MATERIAL PROVIDED

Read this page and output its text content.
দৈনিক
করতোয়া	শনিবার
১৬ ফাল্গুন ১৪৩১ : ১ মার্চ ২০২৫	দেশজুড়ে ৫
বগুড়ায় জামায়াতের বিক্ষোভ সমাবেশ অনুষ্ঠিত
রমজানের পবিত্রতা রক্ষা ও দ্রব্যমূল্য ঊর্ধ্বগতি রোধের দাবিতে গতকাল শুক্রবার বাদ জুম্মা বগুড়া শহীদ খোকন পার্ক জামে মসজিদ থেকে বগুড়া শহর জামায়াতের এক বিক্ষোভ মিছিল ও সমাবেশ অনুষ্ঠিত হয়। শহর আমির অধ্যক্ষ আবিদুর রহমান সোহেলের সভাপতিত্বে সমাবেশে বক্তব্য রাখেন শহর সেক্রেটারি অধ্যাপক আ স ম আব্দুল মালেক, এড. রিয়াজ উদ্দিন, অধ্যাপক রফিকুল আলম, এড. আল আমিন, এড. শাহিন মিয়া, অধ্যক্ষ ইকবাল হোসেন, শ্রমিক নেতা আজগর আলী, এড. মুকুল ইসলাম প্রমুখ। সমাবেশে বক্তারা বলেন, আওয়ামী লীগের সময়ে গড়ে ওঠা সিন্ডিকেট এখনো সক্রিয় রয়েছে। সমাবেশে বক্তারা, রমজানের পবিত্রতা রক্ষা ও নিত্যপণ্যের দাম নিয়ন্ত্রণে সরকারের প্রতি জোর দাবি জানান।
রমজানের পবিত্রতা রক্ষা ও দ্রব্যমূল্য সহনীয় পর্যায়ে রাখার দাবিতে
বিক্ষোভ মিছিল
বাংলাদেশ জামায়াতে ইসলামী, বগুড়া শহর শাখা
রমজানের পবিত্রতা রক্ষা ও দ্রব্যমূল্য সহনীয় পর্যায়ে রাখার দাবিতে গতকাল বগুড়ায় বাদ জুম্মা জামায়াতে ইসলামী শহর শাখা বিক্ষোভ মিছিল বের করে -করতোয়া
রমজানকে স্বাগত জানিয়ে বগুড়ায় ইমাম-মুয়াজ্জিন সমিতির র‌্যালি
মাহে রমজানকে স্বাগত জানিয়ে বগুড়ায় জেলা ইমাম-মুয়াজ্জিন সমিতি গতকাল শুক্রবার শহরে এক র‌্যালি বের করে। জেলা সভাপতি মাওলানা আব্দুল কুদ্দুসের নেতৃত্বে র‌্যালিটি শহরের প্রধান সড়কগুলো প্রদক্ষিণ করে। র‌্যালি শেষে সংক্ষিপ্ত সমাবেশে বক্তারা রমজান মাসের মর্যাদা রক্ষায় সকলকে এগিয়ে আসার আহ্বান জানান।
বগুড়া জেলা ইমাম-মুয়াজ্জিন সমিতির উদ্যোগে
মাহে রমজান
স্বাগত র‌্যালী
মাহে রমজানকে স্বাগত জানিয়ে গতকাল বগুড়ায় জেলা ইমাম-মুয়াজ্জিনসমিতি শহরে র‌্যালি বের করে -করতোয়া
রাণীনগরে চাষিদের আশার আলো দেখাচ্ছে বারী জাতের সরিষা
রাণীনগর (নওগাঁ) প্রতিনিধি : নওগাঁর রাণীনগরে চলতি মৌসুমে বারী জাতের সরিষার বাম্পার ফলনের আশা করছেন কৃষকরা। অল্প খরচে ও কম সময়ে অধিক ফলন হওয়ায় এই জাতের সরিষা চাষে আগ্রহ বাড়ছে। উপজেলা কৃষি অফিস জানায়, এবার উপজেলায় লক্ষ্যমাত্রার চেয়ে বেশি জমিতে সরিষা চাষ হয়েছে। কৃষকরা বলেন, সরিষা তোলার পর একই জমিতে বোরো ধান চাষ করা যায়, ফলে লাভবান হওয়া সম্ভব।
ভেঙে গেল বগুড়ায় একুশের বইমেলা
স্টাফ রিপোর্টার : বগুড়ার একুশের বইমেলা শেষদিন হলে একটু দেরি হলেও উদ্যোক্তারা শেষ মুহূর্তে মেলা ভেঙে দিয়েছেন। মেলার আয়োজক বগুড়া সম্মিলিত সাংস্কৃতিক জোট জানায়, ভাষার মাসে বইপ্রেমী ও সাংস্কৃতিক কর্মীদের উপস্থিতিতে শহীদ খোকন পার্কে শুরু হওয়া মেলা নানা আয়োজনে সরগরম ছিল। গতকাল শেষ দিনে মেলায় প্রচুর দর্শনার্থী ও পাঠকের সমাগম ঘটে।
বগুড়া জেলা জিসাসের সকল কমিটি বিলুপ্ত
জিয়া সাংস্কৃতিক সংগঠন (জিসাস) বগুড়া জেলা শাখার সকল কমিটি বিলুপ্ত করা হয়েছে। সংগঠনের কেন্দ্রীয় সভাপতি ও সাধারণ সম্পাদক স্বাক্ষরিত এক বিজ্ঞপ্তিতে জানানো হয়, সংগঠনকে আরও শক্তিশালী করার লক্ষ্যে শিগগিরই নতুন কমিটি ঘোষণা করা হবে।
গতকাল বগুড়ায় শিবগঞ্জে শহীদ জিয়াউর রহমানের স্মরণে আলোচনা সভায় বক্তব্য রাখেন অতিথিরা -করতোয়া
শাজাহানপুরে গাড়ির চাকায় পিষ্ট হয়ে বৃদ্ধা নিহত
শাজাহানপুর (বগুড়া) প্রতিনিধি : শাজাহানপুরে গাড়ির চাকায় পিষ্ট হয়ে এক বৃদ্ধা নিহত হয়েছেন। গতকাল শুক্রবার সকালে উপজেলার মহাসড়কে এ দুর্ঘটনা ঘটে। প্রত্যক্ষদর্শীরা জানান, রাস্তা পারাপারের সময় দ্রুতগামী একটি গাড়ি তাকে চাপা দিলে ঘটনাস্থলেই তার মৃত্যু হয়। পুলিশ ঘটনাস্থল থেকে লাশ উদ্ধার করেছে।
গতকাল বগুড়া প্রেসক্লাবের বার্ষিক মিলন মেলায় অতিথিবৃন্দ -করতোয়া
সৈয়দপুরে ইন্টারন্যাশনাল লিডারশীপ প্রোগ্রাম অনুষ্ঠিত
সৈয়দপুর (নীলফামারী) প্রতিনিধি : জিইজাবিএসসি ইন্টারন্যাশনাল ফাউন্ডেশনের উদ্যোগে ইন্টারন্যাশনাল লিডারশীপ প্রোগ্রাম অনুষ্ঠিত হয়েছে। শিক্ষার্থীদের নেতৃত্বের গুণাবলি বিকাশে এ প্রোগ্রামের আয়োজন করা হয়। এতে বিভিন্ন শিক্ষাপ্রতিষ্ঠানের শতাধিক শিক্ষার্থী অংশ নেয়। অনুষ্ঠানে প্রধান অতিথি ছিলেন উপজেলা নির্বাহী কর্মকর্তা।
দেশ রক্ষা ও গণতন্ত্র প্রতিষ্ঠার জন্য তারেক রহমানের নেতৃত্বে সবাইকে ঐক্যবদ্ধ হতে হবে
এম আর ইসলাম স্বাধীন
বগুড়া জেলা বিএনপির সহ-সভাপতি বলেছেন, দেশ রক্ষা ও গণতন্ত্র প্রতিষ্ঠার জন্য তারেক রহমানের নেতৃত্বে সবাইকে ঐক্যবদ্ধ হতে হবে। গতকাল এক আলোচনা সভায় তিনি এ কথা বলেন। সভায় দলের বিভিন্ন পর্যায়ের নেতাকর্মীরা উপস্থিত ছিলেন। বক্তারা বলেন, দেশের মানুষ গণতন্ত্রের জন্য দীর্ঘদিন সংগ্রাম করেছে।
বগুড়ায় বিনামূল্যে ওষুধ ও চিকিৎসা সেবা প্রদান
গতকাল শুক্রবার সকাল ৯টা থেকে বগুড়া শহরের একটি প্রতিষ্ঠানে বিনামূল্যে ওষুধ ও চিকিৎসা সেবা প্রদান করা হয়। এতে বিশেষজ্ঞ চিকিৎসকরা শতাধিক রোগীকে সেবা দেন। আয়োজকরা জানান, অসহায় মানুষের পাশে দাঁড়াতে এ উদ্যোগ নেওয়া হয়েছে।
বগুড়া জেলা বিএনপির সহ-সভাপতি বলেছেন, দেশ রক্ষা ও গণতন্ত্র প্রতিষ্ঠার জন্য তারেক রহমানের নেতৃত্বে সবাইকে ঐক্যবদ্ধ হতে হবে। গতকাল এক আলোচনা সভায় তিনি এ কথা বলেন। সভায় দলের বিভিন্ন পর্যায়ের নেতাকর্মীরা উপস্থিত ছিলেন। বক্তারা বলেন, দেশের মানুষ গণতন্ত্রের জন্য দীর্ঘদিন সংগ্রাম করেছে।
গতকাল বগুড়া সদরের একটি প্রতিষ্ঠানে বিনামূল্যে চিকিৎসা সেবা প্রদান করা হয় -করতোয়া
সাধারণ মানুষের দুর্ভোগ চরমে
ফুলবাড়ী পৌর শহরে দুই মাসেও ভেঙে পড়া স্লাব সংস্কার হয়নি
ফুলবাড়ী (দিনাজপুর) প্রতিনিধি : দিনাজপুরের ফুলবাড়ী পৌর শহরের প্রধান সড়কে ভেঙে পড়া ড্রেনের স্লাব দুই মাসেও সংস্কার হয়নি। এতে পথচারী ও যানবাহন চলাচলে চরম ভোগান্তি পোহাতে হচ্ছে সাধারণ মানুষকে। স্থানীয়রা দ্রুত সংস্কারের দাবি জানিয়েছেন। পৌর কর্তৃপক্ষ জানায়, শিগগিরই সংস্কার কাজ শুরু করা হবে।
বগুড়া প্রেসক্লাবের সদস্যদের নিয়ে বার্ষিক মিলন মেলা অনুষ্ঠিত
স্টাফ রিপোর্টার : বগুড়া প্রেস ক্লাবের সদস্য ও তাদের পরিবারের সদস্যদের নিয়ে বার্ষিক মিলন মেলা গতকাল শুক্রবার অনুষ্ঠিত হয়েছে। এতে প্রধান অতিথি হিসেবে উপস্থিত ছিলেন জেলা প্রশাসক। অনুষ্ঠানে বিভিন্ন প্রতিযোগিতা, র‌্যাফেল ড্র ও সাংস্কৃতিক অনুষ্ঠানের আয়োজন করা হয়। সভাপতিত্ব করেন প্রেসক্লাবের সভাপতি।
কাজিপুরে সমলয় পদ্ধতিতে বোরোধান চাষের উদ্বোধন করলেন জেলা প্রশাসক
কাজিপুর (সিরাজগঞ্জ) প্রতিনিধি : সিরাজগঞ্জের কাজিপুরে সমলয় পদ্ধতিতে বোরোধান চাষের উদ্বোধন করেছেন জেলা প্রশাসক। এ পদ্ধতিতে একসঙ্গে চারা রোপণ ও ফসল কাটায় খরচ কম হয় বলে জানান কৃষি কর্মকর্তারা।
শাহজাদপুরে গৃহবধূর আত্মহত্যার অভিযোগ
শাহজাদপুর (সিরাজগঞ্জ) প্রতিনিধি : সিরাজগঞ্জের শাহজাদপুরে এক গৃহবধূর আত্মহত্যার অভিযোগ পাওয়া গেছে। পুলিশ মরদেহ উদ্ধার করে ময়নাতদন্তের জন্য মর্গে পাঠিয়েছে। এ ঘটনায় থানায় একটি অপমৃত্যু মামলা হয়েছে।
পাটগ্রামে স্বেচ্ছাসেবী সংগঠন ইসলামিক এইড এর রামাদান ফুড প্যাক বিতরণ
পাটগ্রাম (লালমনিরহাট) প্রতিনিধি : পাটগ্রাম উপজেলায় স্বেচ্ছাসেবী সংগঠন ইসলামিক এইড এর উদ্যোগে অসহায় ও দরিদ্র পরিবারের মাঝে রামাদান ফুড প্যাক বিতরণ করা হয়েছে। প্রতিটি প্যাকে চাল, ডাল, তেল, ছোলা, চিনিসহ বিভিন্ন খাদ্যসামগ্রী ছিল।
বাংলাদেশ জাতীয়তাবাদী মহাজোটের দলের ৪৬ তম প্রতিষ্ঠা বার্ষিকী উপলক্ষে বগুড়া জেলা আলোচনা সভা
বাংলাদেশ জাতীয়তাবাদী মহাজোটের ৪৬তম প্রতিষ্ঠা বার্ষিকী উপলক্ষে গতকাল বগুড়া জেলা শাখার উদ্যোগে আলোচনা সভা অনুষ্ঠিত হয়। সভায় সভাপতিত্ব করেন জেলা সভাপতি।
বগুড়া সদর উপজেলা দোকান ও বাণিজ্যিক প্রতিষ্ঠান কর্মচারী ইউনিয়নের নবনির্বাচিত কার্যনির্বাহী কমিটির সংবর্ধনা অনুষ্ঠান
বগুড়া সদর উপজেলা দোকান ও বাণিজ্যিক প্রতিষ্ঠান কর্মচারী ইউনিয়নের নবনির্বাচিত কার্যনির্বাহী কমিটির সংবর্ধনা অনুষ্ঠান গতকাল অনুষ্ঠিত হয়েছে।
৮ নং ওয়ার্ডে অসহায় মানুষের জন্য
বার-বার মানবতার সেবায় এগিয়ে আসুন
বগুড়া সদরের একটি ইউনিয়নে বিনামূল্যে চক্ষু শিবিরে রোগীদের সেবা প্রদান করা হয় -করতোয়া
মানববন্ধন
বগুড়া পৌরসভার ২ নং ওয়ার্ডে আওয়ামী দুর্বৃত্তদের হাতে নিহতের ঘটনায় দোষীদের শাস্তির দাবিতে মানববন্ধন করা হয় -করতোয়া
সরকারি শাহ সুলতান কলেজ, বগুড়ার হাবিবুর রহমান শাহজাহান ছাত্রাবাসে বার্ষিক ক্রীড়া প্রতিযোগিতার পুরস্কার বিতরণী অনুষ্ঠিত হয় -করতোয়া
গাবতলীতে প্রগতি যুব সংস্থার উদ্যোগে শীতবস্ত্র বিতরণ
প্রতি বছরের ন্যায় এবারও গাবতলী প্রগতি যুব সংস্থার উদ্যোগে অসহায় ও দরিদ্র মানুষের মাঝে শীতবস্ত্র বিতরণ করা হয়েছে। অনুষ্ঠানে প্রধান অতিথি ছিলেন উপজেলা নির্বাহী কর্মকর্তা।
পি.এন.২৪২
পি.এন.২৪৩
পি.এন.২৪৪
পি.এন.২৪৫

WORK REQUIRED
State the number of lines in the records that include "উপলক", and write nothing else.

COMPLETED TASK
2